══ Entries supplied ══
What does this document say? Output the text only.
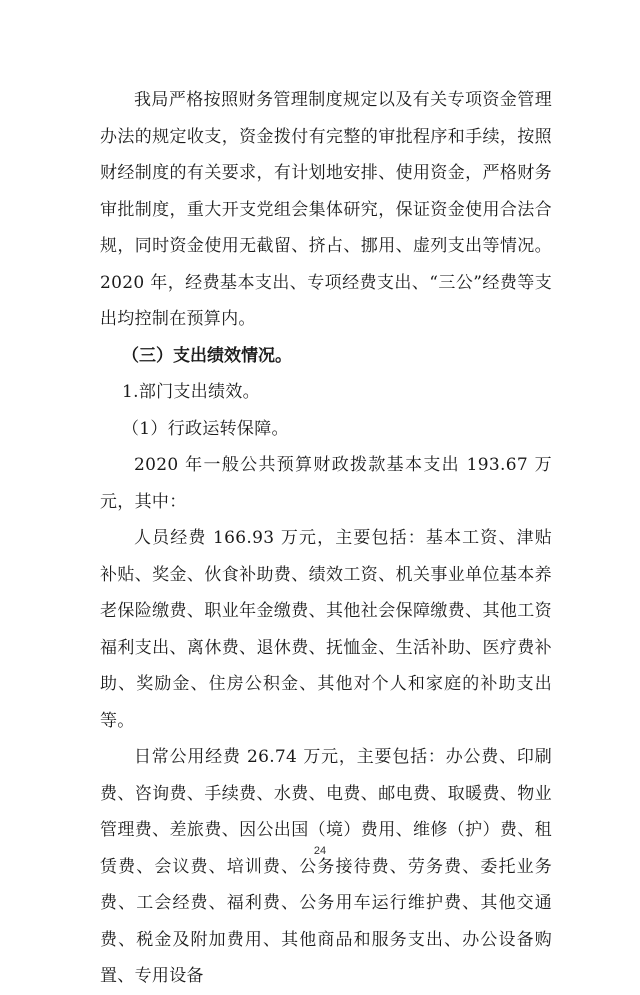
我局严格按照财务管理制度规定以及有关专项资金管理办法的规定收支，资金拨付有完整的审批程序和手续，按照财经制度的有关要求，有计划地安排、使用资金，严格财务审批制度，重大开支党组会集体研究，保证资金使用合法合规，同时资金使用无截留、挤占、挪用、虚列支出等情况。2020 年，经费基本支出、专项经费支出、“三公”经费等支出均控制在预算内。

（三）支出绩效情况。

1.部门支出绩效。

（1）行政运转保障。

2020 年一般公共预算财政拨款基本支出 193.67 万元，其中：

人员经费 166.93 万元，主要包括：基本工资、津贴补贴、奖金、伙食补助费、绩效工资、机关事业单位基本养老保险缴费、职业年金缴费、其他社会保障缴费、其他工资福利支出、离休费、退休费、抚恤金、生活补助、医疗费补助、奖励金、住房公积金、其他对个人和家庭的补助支出等。

日常公用经费 26.74 万元，主要包括：办公费、印刷费、咨询费、手续费、水费、电费、邮电费、取暖费、物业管理费、差旅费、因公出国（境）费用、维修（护）费、租赁费、会议费、培训费、公务接待费、劳务费、委托业务费、工会经费、福利费、公务用车运行维护费、其他交通费、税金及附加费用、其他商品和服务支出、办公设备购置、专用设备

24
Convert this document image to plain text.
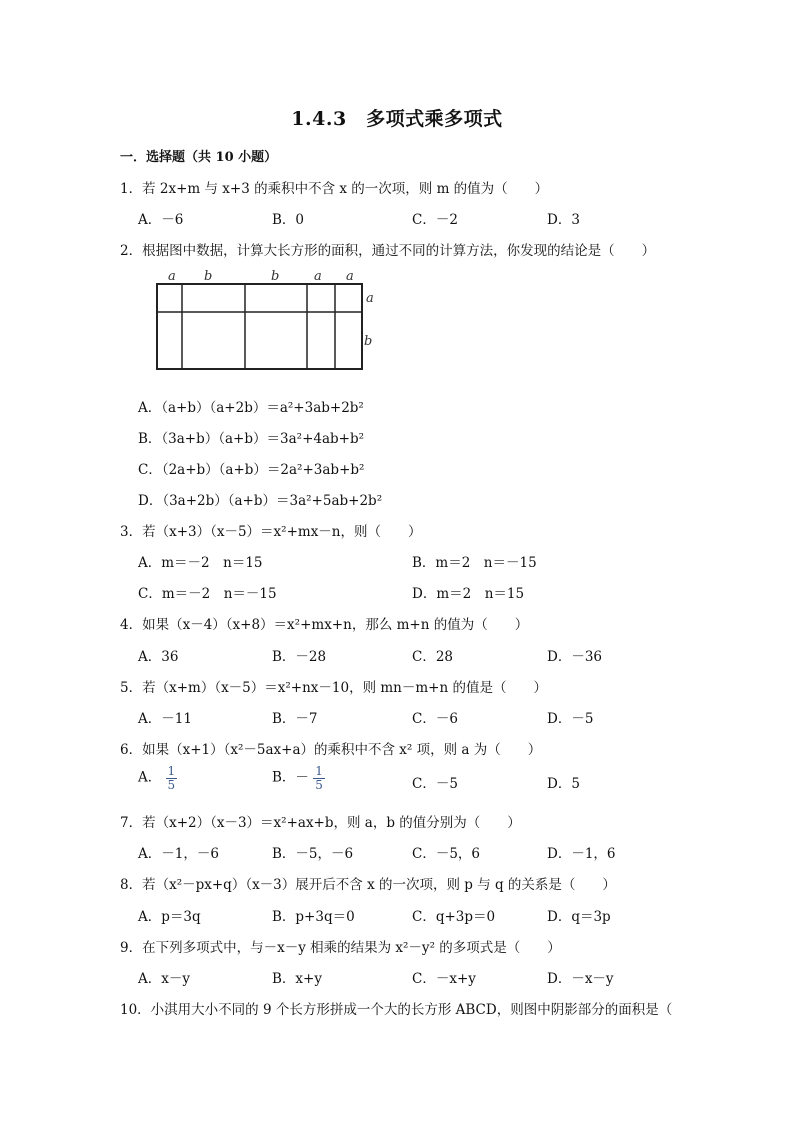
1.4.3　多项式乘多项式
一．选择题（共 10 小题）
1．若 2x+m 与 x+3 的乘积中不含 x 的一次项，则 m 的值为（　　）
A．－6	B．0	C．－2	D．3
2．根据图中数据，计算大长方形的面积，通过不同的计算方法，你发现的结论是（　　）
a b	b	a a
a
b
A．（a+b）（a+2b）＝a²+3ab+2b²
B．（3a+b）（a+b）＝3a²+4ab+b²
C．（2a+b）（a+b）＝2a²+3ab+b²
D．（3a+2b）（a+b）＝3a²+5ab+2b²
3．若（x+3）（x－5）＝x²+mx－n，则（　　）
A．m＝－2　n＝15	B．m＝2　n＝－15
C．m＝－2　n＝－15	D．m＝2　n＝15
4．如果（x－4）（x+8）＝x²+mx+n，那么 m+n 的值为（　　）
A．36	B．－28	C．28	D．－36
5．若（x+m）（x－5）＝x²+nx－10，则 mn－m+n 的值是（　　）
A．－11	B．－7	C．－6	D．－5
6．如果（x+1）（x²－5ax+a）的乘积中不含 x² 项，则 a 为（　　）
A． $\frac{1}{5}$	B．－ $\frac{1}{5}$	C．－5	D．5
7．若（x+2）（x－3）＝x²+ax+b，则 a，b 的值分别为（　　）
A．－1，－6	B．－5，－6	C．－5，6	D．－1，6
8．若（x²－px+q）（x－3）展开后不含 x 的一次项，则 p 与 q 的关系是（　　）
A．p＝3q	B．p+3q＝0	C．q+3p＝0	D．q＝3p
9．在下列多项式中，与－x－y 相乘的结果为 x²－y² 的多项式是（　　）
A．x－y	B．x+y	C．－x+y	D．－x－y
10．小淇用大小不同的 9 个长方形拼成一个大的长方形 ABCD，则图中阴影部分的面积是（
═══
_The problem_
Pick out and copy the lines of the entries that hold the string "的一次项".

_Correct answer_
1．若 2x+m 与 x+3 的乘积中不含 x 的一次项，则 m 的值为（　　）
8．若（x²－px+q）（x－3）展开后不含 x 的一次项，则 p 与 q 的关系是（　　）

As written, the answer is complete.